> _INPUT ROWS_:

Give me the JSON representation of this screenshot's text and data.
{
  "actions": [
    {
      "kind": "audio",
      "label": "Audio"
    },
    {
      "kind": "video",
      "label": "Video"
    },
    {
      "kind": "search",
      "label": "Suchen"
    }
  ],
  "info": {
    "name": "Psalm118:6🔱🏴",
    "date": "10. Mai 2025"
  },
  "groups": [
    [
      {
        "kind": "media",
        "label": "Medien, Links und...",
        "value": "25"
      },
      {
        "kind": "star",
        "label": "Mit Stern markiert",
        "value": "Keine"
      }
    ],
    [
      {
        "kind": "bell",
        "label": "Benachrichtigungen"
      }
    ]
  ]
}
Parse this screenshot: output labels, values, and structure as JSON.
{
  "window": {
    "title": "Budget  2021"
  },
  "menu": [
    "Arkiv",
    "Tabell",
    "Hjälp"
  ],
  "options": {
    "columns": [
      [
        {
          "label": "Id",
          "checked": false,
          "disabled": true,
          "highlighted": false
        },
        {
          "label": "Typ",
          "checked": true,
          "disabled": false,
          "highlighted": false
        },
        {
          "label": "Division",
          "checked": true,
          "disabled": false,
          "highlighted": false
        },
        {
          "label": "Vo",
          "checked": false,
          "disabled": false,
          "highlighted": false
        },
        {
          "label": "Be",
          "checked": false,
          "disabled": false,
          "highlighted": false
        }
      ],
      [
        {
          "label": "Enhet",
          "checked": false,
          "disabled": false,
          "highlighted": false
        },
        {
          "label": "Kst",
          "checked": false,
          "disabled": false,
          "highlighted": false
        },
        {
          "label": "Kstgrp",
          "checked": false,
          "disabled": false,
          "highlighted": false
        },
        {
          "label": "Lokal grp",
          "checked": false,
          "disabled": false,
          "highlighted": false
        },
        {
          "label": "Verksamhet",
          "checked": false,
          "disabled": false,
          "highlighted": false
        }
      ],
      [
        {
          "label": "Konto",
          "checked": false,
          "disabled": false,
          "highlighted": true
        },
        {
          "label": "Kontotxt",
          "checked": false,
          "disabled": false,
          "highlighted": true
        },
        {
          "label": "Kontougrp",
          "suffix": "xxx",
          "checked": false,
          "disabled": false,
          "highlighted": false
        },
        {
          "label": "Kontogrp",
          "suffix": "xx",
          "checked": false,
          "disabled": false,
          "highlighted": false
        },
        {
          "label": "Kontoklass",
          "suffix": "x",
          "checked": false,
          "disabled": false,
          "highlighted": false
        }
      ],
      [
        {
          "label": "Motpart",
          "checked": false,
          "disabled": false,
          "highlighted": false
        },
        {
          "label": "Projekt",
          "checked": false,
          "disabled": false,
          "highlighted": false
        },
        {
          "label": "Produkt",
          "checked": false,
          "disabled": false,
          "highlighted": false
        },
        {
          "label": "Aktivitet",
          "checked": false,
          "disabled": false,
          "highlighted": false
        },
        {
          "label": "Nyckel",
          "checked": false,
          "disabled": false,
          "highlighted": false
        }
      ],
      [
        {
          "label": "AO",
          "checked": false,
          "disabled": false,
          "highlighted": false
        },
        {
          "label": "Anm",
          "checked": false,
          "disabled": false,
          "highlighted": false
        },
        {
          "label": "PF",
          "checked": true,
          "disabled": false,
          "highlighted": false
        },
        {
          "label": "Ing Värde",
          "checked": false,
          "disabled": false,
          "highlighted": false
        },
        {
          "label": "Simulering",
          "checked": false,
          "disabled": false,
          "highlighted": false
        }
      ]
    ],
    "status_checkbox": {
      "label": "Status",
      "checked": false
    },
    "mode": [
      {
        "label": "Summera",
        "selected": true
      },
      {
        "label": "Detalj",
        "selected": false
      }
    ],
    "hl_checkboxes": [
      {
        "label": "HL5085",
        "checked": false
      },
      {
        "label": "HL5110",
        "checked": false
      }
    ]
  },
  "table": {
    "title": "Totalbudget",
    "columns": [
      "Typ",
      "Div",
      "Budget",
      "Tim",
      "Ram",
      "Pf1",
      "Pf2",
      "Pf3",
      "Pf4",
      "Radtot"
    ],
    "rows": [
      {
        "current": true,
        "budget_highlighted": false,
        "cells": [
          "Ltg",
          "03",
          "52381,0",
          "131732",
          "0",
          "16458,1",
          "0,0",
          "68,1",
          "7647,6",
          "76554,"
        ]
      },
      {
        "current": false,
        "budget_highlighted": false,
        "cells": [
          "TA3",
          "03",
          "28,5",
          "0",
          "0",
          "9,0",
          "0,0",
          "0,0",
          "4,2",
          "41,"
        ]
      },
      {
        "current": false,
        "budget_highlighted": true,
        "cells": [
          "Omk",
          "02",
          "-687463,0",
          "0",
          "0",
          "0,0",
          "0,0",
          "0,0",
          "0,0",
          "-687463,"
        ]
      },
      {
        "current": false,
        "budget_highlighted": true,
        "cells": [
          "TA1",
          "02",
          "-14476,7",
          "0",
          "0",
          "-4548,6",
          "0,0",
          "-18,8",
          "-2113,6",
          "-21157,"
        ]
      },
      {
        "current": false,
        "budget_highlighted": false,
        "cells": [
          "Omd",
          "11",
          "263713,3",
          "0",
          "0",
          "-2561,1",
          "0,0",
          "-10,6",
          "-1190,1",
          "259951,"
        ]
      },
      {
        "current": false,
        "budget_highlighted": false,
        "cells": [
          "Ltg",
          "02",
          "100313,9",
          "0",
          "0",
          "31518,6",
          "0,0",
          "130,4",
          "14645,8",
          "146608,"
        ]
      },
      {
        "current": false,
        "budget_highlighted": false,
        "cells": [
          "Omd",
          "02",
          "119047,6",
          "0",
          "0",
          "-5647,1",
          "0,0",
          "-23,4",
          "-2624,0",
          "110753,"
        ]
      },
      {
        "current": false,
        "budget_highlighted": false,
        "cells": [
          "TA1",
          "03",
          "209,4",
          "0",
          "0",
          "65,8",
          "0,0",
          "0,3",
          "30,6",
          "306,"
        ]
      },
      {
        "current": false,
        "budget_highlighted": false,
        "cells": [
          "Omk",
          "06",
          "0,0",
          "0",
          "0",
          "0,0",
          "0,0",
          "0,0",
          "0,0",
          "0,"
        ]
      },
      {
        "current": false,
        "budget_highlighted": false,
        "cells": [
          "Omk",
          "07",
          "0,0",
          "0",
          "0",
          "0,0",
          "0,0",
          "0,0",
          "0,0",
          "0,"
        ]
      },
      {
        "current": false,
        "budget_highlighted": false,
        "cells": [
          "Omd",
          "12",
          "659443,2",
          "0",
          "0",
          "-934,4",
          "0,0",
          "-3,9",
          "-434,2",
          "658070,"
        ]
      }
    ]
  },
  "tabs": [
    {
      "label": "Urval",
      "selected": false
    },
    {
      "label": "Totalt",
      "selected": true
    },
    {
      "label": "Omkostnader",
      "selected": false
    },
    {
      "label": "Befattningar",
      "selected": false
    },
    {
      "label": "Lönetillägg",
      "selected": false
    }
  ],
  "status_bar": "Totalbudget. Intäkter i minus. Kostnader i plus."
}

> _SHORT TASK_:
Copy all the records above precisely.

> _WRITTEN ANSWER_:
Give me the JSON representation of this screenshot's text and data.
{
  "actions": [
    {
      "kind": "audio",
      "label": "Audio"
    },
    {
      "kind": "video",
      "label": "Video"
    },
    {
      "kind": "search",
      "label": "Suchen"
    }
  ],
  "info": {
    "name": "Psalm118:6🔱🏴",
    "date": "10. Mai 2025"
  },
  "groups": [
    [
      {
        "kind": "media",
        "label": "Medien, Links und...",
        "value": "25"
      },
      {
        "kind": "star",
        "label": "Mit Stern markiert",
        "value": "Keine"
      }
    ],
    [
      {
        "kind": "bell",
        "label": "Benachrichtigungen"
      }
    ]
  ]
}
Parse this screenshot: output labels, values, and structure as JSON.
{
  "window": {
    "title": "Budget  2021"
  },
  "menu": [
    "Arkiv",
    "Tabell",
    "Hjälp"
  ],
  "options": {
    "columns": [
      [
        {
          "label": "Id",
          "checked": false,
          "disabled": true,
          "highlighted": false
        },
        {
          "label": "Typ",
          "checked": true,
          "disabled": false,
          "highlighted": false
        },
        {
          "label": "Division",
          "checked": true,
          "disabled": false,
          "highlighted": false
        },
        {
          "label": "Vo",
          "checked": false,
          "disabled": false,
          "highlighted": false
        },
        {
          "label": "Be",
          "checked": false,
          "disabled": false,
          "highlighted": false
        }
      ],
      [
        {
          "label": "Enhet",
          "checked": false,
          "disabled": false,
          "highlighted": false
        },
        {
          "label": "Kst",
          "checked": false,
          "disabled": false,
          "highlighted": false
        },
        {
          "label": "Kstgrp",
          "checked": false,
          "disabled": false,
          "highlighted": false
        },
        {
          "label": "Lokal grp",
          "checked": false,
          "disabled": false,
          "highlighted": false
        },
        {
          "label": "Verksamhet",
          "checked": false,
          "disabled": false,
          "highlighted": false
        }
      ],
      [
        {
          "label": "Konto",
          "checked": false,
          "disabled": false,
          "highlighted": true
        },
        {
          "label": "Kontotxt",
          "checked": false,
          "disabled": false,
          "highlighted": true
        },
        {
          "label": "Kontougrp",
          "suffix": "xxx",
          "checked": false,
          "disabled": false,
          "highlighted": false
        },
        {
          "label": "Kontogrp",
          "suffix": "xx",
          "checked": false,
          "disabled": false,
          "highlighted": false
        },
        {
          "label": "Kontoklass",
          "suffix": "x",
          "checked": false,
          "disabled": false,
          "highlighted": false
        }
      ],
      [
        {
          "label": "Motpart",
          "checked": false,
          "disabled": false,
          "highlighted": false
        },
        {
          "label": "Projekt",
          "checked": false,
          "disabled": false,
          "highlighted": false
        },
        {
          "label": "Produkt",
          "checked": false,
          "disabled": false,
          "highlighted": false
        },
        {
          "label": "Aktivitet",
          "checked": false,
          "disabled": false,
          "highlighted": false
        },
        {
          "label": "Nyckel",
          "checked": false,
          "disabled": false,
          "highlighted": false
        }
      ],
      [
        {
          "label": "AO",
          "checked": false,
          "disabled": false,
          "highlighted": false
        },
        {
          "label": "Anm",
          "checked": false,
          "disabled": false,
          "highlighted": false
        },
        {
          "label": "PF",
          "checked": true,
          "disabled": false,
          "highlighted": false
        },
        {
          "label": "Ing Värde",
          "checked": false,
          "disabled": false,
          "highlighted": false
        },
        {
          "label": "Simulering",
          "checked": false,
          "disabled": false,
          "highlighted": false
        }
      ]
    ],
    "status_checkbox": {
      "label": "Status",
      "checked": false
    },
    "mode": [
      {
        "label": "Summera",
        "selected": true
      },
      {
        "label": "Detalj",
        "selected": false
      }
    ],
    "hl_checkboxes": [
      {
        "label": "HL5085",
        "checked": false
      },
      {
        "label": "HL5110",
        "checked": false
      }
    ]
  },
  "table": {
    "title": "Totalbudget",
    "columns": [
      "Typ",
      "Div",
      "Budget",
      "Tim",
      "Ram",
      "Pf1",
      "Pf2",
      "Pf3",
      "Pf4",
      "Radtot"
    ],
    "rows": [
      {
        "current": true,
        "budget_highlighted": false,
        "cells": [
          "Ltg",
          "03",
          "52381,0",
          "131732",
          "0",
          "16458,1",
          "0,0",
          "68,1",
          "7647,6",
          "76554,"
        ]
      },
      {
        "current": false,
        "budget_highlighted": false,
        "cells": [
          "TA3",
          "03",
          "28,5",
          "0",
          "0",
          "9,0",
          "0,0",
          "0,0",
          "4,2",
          "41,"
        ]
      },
      {
        "current": false,
        "budget_highlighted": true,
        "cells": [
          "Omk",
          "02",
          "-687463,0",
          "0",
          "0",
          "0,0",
          "0,0",
          "0,0",
          "0,0",
          "-687463,"
        ]
      },
      {
        "current": false,
        "budget_highlighted": true,
        "cells": [
          "TA1",
          "02",
          "-14476,7",
          "0",
          "0",
          "-4548,6",
          "0,0",
          "-18,8",
          "-2113,6",
          "-21157,"
        ]
      },
      {
        "current": false,
        "budget_highlighted": false,
        "cells": [
          "Omd",
          "11",
          "263713,3",
          "0",
          "0",
          "-2561,1",
          "0,0",
          "-10,6",
          "-1190,1",
          "259951,"
        ]
      },
      {
        "current": false,
        "budget_highlighted": false,
        "cells": [
          "Ltg",
          "02",
          "100313,9",
          "0",
          "0",
          "31518,6",
          "0,0",
          "130,4",
          "14645,8",
          "146608,"
        ]
      },
      {
        "current": false,
        "budget_highlighted": false,
        "cells": [
          "Omd",
          "02",
          "119047,6",
          "0",
          "0",
          "-5647,1",
          "0,0",
          "-23,4",
          "-2624,0",
          "110753,"
        ]
      },
      {
        "current": false,
        "budget_highlighted": false,
        "cells": [
          "TA1",
          "03",
          "209,4",
          "0",
          "0",
          "65,8",
          "0,0",
          "0,3",
          "30,6",
          "306,"
        ]
      },
      {
        "current": false,
        "budget_highlighted": false,
        "cells": [
          "Omk",
          "06",
          "0,0",
          "0",
          "0",
          "0,0",
          "0,0",
          "0,0",
          "0,0",
          "0,"
        ]
      },
      {
        "current": false,
        "budget_highlighted": false,
        "cells": [
          "Omk",
          "07",
          "0,0",
          "0",
          "0",
          "0,0",
          "0,0",
          "0,0",
          "0,0",
          "0,"
        ]
      },
      {
        "current": false,
        "budget_highlighted": false,
        "cells": [
          "Omd",
          "12",
          "659443,2",
          "0",
          "0",
          "-934,4",
          "0,0",
          "-3,9",
          "-434,2",
          "658070,"
        ]
      }
    ]
  },
  "tabs": [
    {
      "label": "Urval",
      "selected": false
    },
    {
      "label": "Totalt",
      "selected": true
    },
    {
      "label": "Omkostnader",
      "selected": false
    },
    {
      "label": "Befattningar",
      "selected": false
    },
    {
      "label": "Lönetillägg",
      "selected": false
    }
  ],
  "status_bar": "Totalbudget. Intäkter i minus. Kostnader i plus."
}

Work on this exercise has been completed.